═══ Page excerpt

Single by DJ Encore featuring Engelina

from the album Intuition
- Released: March 2001
- Genre: Eurodance; dance-pop;
- Length: 3:49
- Label: Universal
- Songwriters: Andreas Hemmeth, Engelina
- Producers: Michael Parsberg, Jakob Stavnstrup, Andreas Hemmeth

DJ Encore featuring Engelina singles chronology
|  | "I See Right Through to You" (2001) | "Walking in the Sky" (2002) |

= I See Right Through to You =

"I See Right Through to You" is the debut single by Danish Eurodance producer DJ Encore featuring vocals by Danish singer Engelina. It was released as the lead single from DJ Encore's debut album, Intuition, in 2001.

The song served as the theme song to the first season of the reality television show Big Brother Denmark. It peaked at number one in Denmark and at number fifteen in the U.S. on Billboard's Hot Dance Club Songs chart.

══════

* [To do]: Write out the part of the song page that starts at "DJ Encore featuring Engelina singles" and ends after "Club Songs chart.", substituting "first" for "debut" wherever it occurs.

═══ Extracted data

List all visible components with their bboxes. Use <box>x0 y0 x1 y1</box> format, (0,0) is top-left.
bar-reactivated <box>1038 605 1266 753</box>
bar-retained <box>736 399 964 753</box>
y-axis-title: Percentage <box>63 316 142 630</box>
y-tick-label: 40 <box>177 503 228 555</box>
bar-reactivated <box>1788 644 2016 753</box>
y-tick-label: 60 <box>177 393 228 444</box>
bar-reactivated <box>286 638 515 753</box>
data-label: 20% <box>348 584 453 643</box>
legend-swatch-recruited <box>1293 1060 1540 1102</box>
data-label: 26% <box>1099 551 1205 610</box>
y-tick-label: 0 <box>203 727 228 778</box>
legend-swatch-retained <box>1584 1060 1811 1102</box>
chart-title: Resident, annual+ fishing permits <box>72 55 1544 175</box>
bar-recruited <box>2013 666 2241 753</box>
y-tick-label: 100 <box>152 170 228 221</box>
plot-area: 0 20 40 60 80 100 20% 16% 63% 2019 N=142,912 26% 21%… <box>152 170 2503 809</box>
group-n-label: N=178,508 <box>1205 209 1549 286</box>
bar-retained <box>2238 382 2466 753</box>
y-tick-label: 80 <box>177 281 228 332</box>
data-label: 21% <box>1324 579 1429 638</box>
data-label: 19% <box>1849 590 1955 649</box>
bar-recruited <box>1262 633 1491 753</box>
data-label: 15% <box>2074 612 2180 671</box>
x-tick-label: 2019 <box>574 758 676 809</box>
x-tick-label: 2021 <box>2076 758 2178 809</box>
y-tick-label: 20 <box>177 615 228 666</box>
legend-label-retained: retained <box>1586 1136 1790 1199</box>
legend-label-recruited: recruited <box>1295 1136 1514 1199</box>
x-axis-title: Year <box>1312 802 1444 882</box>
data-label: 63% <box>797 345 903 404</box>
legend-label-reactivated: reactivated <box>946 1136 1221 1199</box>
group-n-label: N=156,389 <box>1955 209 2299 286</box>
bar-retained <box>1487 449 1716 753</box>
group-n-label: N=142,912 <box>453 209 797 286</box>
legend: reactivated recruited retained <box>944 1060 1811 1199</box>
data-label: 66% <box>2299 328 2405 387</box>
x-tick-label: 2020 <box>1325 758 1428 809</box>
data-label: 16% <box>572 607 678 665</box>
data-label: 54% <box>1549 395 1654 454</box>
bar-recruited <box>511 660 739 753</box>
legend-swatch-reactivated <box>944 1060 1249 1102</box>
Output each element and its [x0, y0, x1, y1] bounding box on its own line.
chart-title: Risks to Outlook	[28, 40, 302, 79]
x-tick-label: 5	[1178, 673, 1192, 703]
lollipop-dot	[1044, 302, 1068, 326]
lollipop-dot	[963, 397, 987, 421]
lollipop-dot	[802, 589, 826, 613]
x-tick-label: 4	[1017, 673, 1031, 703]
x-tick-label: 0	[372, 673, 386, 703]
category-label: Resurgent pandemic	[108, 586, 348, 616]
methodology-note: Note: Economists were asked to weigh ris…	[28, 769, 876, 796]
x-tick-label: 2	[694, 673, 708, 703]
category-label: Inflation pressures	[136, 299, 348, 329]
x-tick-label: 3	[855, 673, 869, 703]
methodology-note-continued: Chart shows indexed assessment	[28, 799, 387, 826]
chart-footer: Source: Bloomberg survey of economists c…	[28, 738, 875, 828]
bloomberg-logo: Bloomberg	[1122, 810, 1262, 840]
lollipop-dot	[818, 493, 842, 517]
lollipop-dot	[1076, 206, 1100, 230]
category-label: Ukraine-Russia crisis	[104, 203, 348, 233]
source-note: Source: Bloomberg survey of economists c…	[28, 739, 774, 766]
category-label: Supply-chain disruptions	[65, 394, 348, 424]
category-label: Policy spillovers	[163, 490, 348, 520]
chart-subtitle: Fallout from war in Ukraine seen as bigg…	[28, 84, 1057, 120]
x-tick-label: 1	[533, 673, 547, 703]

══════

* [Solution for this task]:
DJ Encore featuring Engelina singles chronology
|  | "I See Right Through to You" (2001) | "Walking in the Sky" (2002) |

= I See Right Through to You =

"I See Right Through to You" is the first single by Danish Eurodance producer DJ Encore featuring vocals by Danish singer Engelina. It was released as the lead single from DJ Encore's first album, Intuition, in 2001.

The song served as the theme song to the first season of the reality television show Big Brother Denmark. It peaked at number one in Denmark and at number fifteen in the U.S. on Billboard's Hot Dance Club Songs chart.